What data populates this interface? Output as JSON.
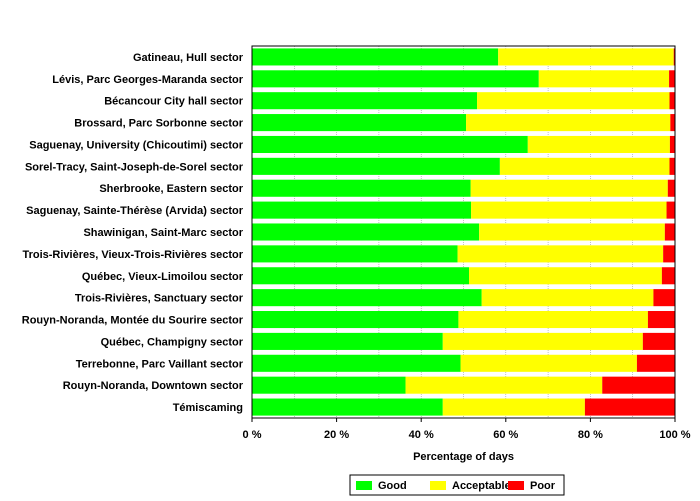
{
  "chart_data": {
    "type": "bar",
    "orientation": "horizontal",
    "stacked": true,
    "title": "",
    "xlabel": "Percentage of days",
    "ylabel": "",
    "xlim": [
      0,
      100
    ],
    "x_ticks": [
      0,
      20,
      40,
      60,
      80,
      100
    ],
    "x_tick_labels": [
      "0 %",
      "20 %",
      "40 %",
      "60 %",
      "80 %",
      "100 %"
    ],
    "grid": true,
    "legend_position": "bottom",
    "categories": [
      "Gatineau, Hull sector",
      "Lévis, Parc Georges-Maranda sector",
      "Bécancour City hall sector",
      "Brossard, Parc Sorbonne sector",
      "Saguenay, University (Chicoutimi) sector",
      "Sorel-Tracy, Saint-Joseph-de-Sorel sector",
      "Sherbrooke, Eastern sector",
      "Saguenay, Sainte-Thérèse (Arvida) sector",
      "Shawinigan, Saint-Marc sector",
      "Trois-Rivières, Vieux-Trois-Rivières sector",
      "Québec, Vieux-Limoilou sector",
      "Trois-Rivières, Sanctuary sector",
      "Rouyn-Noranda, Montée du Sourire sector",
      "Québec, Champigny sector",
      "Terrebonne, Parc Vaillant sector",
      "Rouyn-Noranda,  Downtown sector",
      "Témiscaming"
    ],
    "series": [
      {
        "name": "Good",
        "color": "#00ff00",
        "values": [
          58.2,
          67.8,
          53.2,
          50.6,
          65.2,
          58.6,
          51.7,
          51.8,
          53.7,
          48.6,
          51.3,
          54.3,
          48.8,
          45.1,
          49.3,
          36.3,
          45.1
        ]
      },
      {
        "name": "Acceptable",
        "color": "#ffff00",
        "values": [
          41.5,
          30.8,
          45.5,
          48.3,
          33.6,
          40.1,
          46.6,
          46.2,
          43.9,
          48.6,
          45.6,
          40.6,
          44.8,
          47.3,
          41.7,
          46.5,
          33.6
        ]
      },
      {
        "name": "Poor",
        "color": "#ff0000",
        "values": [
          0.3,
          1.4,
          1.3,
          1.1,
          1.2,
          1.3,
          1.7,
          2.0,
          2.4,
          2.8,
          3.1,
          5.1,
          6.4,
          7.6,
          9.0,
          17.2,
          21.3
        ]
      }
    ]
  }
}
────────────────
■ Instruction
Look through the data and gather every line with the string "Trois" in it.

■ Written solution
      "Trois-Rivières, Vieux-Trois-Rivières sector",
      "Trois-Rivières, Sanctuary sector",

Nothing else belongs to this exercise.